Der Baum wirft Blätter ab
Es ist warm, sehr warm und das schon seit etlichen Tagen. Die ersten Bäume bekommen gelbe Blätter, obwohl wir noch lange keinen Herbst haben. Aber es hat schon Tage nicht mehr genügend geregnet. Die Bäume haben Durst und versuchen ihren Wasserverbrauch durch die Blätter zu reduzieren, um zu überleben. Gleichzeitig füllen daneben Gartenbesitzer aufblasbare Pools mit Wasser, in denen sich ohne weiteres ein Mammut einseifen könnte. Nur so zum Vergnügen und nicht als Überlebensreservoir. Scheinbarer Überfluss, während die Bäume auf Minimalismus als Überlebensstrategie setzen. Vom vorsichtigen Umgang mit den Ressourcen der Natur sind wir noch ein ganzen Stück entfernt.
Da fällt einem der Begriff Achtsamkeit wieder ein, obwohl der doch mittlerweile tatsächlich etwas abgedroschen scheint. Aber wie anders ausdrücken? Es geht darum, dass wir die Bäume ebenfalls wahrnehmen und unsere Dinge, die wir scheinbar so dringend für unser Leben benötigen, überdenken. Wir brauchen Kleidung, ein Dach über dem Kopf und Nahrung. Mehr ist es erst einmal grundsätzlich nicht, um nicht wieder als Neandertaler die Gegend um Düsseldorf zu durchstreifen. Genügsam zu sein bedeutet nicht, dass wir abgemagert in Sack und Asche herumlaufen und uns in eine Waldhütte verkriechen. Aber sehen wir doch mal in den Kleiderschrank. Brauchen wir drei Winterjacken und 25 Hemden? Doch wahrscheinlich nicht. Und jeden Tag Châteaubriant auf dem Tisch wird auf Dauer langweilig. Gemüse ist auch schmackhaft und lässt die Tiere und uns prima leben.

• _Vorliegende Angaben_:

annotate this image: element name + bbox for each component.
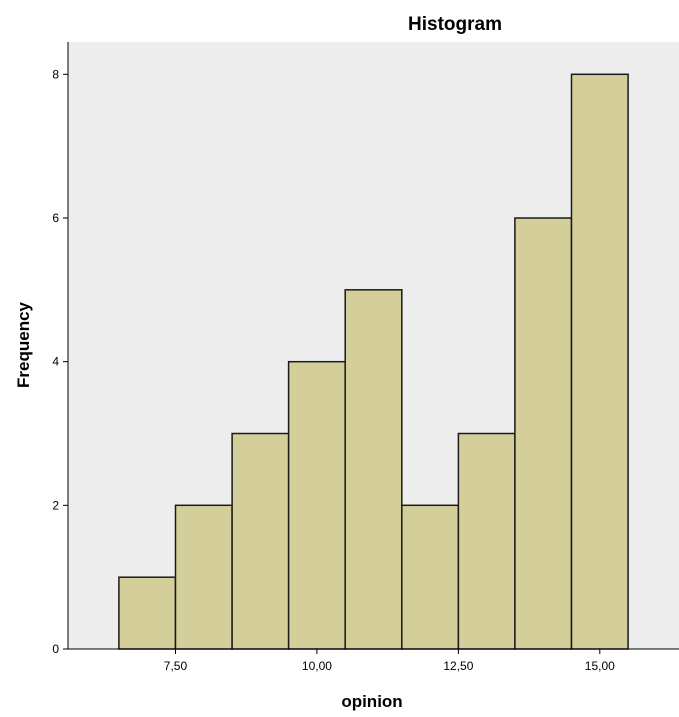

• _Übungsaufgabe_: Schreiben Sie aus dem Textausschnitt die Stelle von „Da fällt einem“ bis „uns prima leben.“ Wort für Wort ab. Die Auflistung hat mit dem Textausschnitt nichts zu tun.

• _Gelöste Aufgabe_:
Da fällt einem der Begriff Achtsamkeit wieder ein, obwohl der doch mittlerweile tatsächlich etwas abgedroschen scheint. Aber wie anders ausdrücken? Es geht darum, dass wir die Bäume ebenfalls wahrnehmen und unsere Dinge, die wir scheinbar so dringend für unser Leben benötigen, überdenken. Wir brauchen Kleidung, ein Dach über dem Kopf und Nahrung. Mehr ist es erst einmal grundsätzlich nicht, um nicht wieder als Neandertaler die Gegend um Düsseldorf zu durchstreifen. Genügsam zu sein bedeutet nicht, dass wir abgemagert in Sack und Asche herumlaufen und uns in eine Waldhütte verkriechen. Aber sehen wir doch mal in den Kleiderschrank. Brauchen wir drei Winterjacken und 25 Hemden? Doch wahrscheinlich nicht. Und jeden Tag Châteaubriant auf dem Tisch wird auf Dauer langweilig. Gemüse ist auch schmackhaft und lässt die Tiere und uns prima leben.